WHAT IS BEING ASKED ▸
Among the entries, which lines carry the string "name"? Copy each of them.

** START OF INPUT DATA **

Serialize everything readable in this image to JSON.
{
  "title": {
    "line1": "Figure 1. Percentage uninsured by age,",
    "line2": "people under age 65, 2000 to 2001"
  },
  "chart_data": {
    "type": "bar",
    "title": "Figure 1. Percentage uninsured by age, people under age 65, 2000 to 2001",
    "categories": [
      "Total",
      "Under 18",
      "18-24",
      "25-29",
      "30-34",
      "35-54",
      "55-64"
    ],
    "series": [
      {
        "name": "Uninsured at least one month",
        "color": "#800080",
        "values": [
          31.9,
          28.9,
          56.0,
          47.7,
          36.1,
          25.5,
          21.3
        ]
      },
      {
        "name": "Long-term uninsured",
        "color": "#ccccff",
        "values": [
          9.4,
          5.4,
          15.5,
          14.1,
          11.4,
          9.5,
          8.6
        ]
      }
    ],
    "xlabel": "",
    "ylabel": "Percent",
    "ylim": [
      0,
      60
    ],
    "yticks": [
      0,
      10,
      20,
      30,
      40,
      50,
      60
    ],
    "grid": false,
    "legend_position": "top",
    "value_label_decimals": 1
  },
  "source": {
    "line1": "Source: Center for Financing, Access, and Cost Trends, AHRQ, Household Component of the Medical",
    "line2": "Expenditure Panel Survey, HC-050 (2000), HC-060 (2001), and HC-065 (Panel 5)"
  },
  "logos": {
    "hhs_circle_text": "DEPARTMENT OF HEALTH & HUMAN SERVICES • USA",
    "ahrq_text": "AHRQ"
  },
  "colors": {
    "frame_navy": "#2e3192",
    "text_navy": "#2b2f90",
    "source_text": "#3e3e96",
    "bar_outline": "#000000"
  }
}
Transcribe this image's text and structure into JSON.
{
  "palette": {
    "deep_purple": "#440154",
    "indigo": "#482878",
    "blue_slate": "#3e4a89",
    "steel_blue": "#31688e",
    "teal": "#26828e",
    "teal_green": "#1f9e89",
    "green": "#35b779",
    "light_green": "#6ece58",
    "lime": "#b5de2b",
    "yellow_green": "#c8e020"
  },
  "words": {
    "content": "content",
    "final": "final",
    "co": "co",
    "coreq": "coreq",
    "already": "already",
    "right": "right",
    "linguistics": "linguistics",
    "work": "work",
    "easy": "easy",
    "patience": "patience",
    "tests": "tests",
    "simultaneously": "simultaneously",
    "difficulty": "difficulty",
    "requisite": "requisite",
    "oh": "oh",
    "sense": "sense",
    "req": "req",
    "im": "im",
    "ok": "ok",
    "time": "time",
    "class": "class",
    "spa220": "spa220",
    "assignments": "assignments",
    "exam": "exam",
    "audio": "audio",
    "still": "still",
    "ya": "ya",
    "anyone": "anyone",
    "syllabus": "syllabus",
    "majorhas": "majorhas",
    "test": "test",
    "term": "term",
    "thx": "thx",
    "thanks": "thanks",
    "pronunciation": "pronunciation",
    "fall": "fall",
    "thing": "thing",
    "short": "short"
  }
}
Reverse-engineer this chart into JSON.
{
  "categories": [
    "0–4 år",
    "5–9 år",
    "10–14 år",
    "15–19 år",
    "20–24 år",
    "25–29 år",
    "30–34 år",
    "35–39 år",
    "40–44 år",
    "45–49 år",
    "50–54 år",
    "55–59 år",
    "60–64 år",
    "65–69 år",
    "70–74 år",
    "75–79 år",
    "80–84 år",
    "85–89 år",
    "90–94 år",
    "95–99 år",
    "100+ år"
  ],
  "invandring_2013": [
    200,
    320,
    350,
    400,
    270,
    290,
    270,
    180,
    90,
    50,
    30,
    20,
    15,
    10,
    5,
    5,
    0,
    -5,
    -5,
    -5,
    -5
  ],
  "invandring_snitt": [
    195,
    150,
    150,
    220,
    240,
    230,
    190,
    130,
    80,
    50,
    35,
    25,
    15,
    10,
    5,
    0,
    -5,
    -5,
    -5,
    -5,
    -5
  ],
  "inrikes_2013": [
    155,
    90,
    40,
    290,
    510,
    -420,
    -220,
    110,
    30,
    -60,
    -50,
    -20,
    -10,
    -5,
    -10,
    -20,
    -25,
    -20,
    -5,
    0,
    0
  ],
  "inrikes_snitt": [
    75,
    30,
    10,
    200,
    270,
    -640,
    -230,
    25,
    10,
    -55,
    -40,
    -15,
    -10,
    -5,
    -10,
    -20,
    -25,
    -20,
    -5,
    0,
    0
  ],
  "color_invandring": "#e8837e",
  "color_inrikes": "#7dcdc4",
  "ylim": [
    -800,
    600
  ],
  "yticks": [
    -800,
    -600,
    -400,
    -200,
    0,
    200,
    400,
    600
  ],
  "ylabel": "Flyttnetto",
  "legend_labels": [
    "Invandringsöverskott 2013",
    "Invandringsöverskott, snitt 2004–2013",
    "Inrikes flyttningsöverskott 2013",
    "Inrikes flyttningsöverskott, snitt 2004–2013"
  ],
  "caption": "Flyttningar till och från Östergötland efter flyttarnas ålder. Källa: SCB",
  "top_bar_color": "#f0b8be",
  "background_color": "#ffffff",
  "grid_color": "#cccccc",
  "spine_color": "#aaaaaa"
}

** END OF INPUT DATA **

EXPECTED OUTPUT ▸
        "name": "Uninsured at least one month",
        "name": "Long-term uninsured",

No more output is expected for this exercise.